THE PROBLEM: Leave out the pictures and copy everything else below exactly.

* * * *

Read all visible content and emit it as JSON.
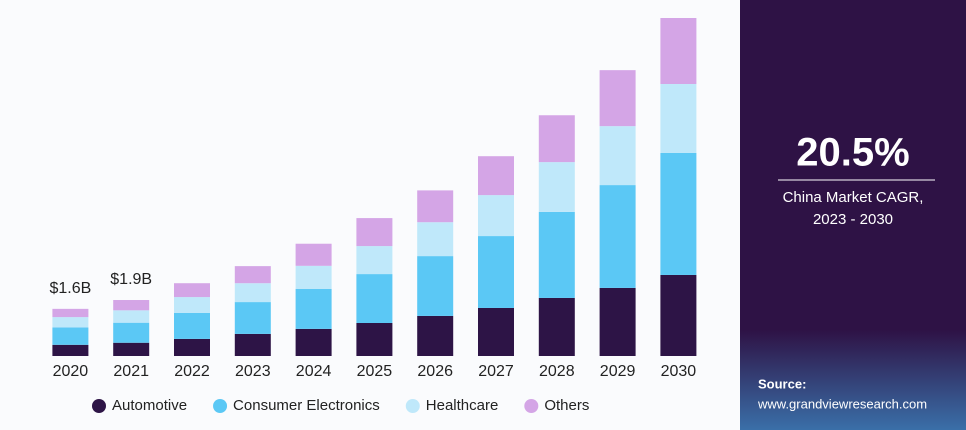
{
  "chart_data": {
    "type": "bar",
    "stacked": true,
    "categories": [
      "2020",
      "2021",
      "2022",
      "2023",
      "2024",
      "2025",
      "2026",
      "2027",
      "2028",
      "2029",
      "2030"
    ],
    "series": [
      {
        "name": "Automotive",
        "color": "#2d1446",
        "values": [
          0.38,
          0.45,
          0.58,
          0.75,
          0.92,
          1.12,
          1.36,
          1.63,
          1.97,
          2.31,
          2.75
        ]
      },
      {
        "name": "Consumer Electronics",
        "color": "#5bc8f5",
        "values": [
          0.59,
          0.68,
          0.88,
          1.08,
          1.36,
          1.66,
          2.03,
          2.44,
          2.92,
          3.49,
          4.14
        ]
      },
      {
        "name": "Healthcare",
        "color": "#bfe8fa",
        "values": [
          0.35,
          0.42,
          0.54,
          0.64,
          0.78,
          0.95,
          1.15,
          1.39,
          1.69,
          2.0,
          2.34
        ]
      },
      {
        "name": "Others",
        "color": "#d4a5e6",
        "values": [
          0.28,
          0.35,
          0.47,
          0.58,
          0.75,
          0.95,
          1.08,
          1.32,
          1.59,
          1.9,
          2.24
        ]
      }
    ],
    "annotations": [
      {
        "x": "2020",
        "value": 1.6,
        "label": "$1.6B"
      },
      {
        "x": "2021",
        "value": 1.9,
        "label": "$1.9B"
      }
    ],
    "legend": "bottom"
  },
  "sidebar": {
    "stat": "20.5%",
    "stat_caption": "China Market CAGR,\n2023 - 2030",
    "source_label": "Source:",
    "source_url": "www.grandviewresearch.com"
  }
}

* * * *

TASK ANSWER:
Read all visible content and emit it as JSON.
{
  "chart_data": {
    "type": "bar",
    "stacked": true,
    "categories": [
      "2020",
      "2021",
      "2022",
      "2023",
      "2024",
      "2025",
      "2026",
      "2027",
      "2028",
      "2029",
      "2030"
    ],
    "series": [
      {
        "name": "Automotive",
        "color": "#2d1446",
        "values": [
          0.38,
          0.45,
          0.58,
          0.75,
          0.92,
          1.12,
          1.36,
          1.63,
          1.97,
          2.31,
          2.75
        ]
      },
      {
        "name": "Consumer Electronics",
        "color": "#5bc8f5",
        "values": [
          0.59,
          0.68,
          0.88,
          1.08,
          1.36,
          1.66,
          2.03,
          2.44,
          2.92,
          3.49,
          4.14
        ]
      },
      {
        "name": "Healthcare",
        "color": "#bfe8fa",
        "values": [
          0.35,
          0.42,
          0.54,
          0.64,
          0.78,
          0.95,
          1.15,
          1.39,
          1.69,
          2.0,
          2.34
        ]
      },
      {
        "name": "Others",
        "color": "#d4a5e6",
        "values": [
          0.28,
          0.35,
          0.47,
          0.58,
          0.75,
          0.95,
          1.08,
          1.32,
          1.59,
          1.9,
          2.24
        ]
      }
    ],
    "annotations": [
      {
        "x": "2020",
        "value": 1.6,
        "label": "$1.6B"
      },
      {
        "x": "2021",
        "value": 1.9,
        "label": "$1.9B"
      }
    ],
    "legend": "bottom"
  },
  "sidebar": {
    "stat": "20.5%",
    "stat_caption": "China Market CAGR,\n2023 - 2030",
    "source_label": "Source:",
    "source_url": "www.grandviewresearch.com"
  }
}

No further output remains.